DATA EXTRACT
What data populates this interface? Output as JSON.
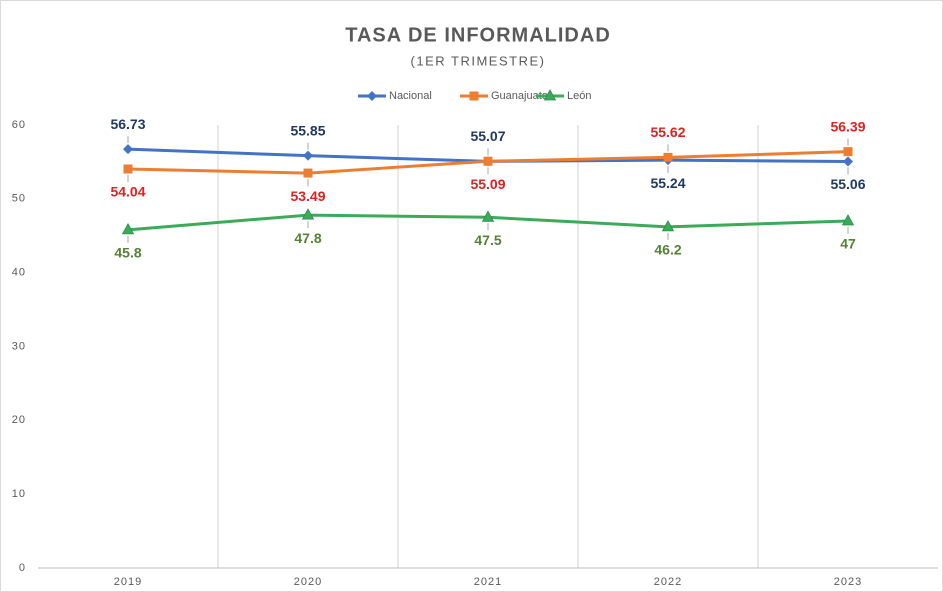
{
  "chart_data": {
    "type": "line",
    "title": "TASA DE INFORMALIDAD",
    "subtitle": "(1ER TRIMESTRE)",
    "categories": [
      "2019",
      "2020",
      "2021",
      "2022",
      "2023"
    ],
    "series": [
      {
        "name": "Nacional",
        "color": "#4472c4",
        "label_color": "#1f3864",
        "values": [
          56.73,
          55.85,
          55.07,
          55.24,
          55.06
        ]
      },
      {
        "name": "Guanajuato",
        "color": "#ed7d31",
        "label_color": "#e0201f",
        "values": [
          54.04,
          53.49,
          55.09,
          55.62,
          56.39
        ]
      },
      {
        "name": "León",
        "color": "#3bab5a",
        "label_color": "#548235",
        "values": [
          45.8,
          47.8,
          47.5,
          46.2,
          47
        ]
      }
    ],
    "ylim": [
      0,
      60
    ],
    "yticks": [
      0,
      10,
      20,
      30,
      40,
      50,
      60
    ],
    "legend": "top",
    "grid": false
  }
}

GIVEN TASK
Count every line in the data where the string "name" occurs. Give nothing except the number.

FINISHED EXERCISE
3